--- START EXTRACTED RECORDS ---
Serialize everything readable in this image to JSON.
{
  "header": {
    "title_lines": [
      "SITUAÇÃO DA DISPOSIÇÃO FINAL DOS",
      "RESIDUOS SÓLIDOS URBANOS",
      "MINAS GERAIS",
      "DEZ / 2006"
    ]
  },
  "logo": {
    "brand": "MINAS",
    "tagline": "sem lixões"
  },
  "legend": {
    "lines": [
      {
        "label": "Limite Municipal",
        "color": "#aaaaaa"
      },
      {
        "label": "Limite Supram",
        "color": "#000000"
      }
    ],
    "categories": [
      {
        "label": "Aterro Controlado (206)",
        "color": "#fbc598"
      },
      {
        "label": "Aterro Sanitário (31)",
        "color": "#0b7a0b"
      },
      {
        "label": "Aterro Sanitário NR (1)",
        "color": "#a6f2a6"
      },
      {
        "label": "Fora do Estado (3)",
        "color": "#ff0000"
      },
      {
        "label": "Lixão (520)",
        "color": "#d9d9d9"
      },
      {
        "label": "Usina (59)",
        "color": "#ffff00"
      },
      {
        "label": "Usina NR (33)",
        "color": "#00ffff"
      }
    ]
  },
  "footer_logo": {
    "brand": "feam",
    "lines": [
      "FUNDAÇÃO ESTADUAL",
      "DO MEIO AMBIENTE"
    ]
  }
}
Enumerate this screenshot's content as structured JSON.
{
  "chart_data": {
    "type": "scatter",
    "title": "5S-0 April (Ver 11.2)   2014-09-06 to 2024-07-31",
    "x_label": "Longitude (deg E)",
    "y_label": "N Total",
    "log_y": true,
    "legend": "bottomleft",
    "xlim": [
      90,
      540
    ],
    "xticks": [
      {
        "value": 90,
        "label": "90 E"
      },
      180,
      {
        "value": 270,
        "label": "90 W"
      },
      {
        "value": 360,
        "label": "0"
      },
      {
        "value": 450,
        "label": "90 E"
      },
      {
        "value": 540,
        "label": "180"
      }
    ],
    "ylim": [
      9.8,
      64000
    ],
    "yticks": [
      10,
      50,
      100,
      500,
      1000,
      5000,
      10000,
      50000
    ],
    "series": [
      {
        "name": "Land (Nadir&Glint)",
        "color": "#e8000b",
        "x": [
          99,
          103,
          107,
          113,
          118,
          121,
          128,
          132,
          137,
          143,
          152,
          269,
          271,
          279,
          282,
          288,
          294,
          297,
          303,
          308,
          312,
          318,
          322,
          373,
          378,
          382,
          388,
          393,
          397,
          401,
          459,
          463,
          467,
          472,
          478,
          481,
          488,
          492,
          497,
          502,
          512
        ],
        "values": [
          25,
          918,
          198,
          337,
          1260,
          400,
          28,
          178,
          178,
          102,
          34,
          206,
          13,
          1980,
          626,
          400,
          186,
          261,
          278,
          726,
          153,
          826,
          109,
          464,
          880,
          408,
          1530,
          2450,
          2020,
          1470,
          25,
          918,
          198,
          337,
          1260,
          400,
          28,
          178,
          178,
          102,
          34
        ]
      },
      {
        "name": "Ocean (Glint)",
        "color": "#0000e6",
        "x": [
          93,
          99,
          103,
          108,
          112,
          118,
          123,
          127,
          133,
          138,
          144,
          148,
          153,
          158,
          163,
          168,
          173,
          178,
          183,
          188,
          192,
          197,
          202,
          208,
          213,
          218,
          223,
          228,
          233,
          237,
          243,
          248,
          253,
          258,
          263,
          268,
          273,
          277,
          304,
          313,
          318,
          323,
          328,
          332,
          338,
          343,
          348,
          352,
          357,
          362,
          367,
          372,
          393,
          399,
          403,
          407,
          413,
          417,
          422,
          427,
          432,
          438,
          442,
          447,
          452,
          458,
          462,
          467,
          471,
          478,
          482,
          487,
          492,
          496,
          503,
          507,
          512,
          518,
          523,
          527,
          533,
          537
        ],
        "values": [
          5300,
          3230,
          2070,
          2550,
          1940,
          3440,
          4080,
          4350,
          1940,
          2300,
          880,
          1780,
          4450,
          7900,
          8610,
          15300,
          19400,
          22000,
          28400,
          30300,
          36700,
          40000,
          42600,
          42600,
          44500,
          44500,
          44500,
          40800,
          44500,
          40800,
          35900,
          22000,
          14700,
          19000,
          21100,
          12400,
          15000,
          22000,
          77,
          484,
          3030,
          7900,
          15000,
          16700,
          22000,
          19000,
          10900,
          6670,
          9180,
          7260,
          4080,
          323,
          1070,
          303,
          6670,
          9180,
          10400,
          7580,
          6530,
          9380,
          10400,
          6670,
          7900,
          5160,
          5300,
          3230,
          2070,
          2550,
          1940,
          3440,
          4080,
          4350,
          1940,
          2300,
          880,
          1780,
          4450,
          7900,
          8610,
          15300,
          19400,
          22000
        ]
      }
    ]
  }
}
--- END EXTRACTED RECORDS ---
#### GIVEN TASK:
Count each line where the string "this" occurs, and write only the number.

#### RESPONSE:
2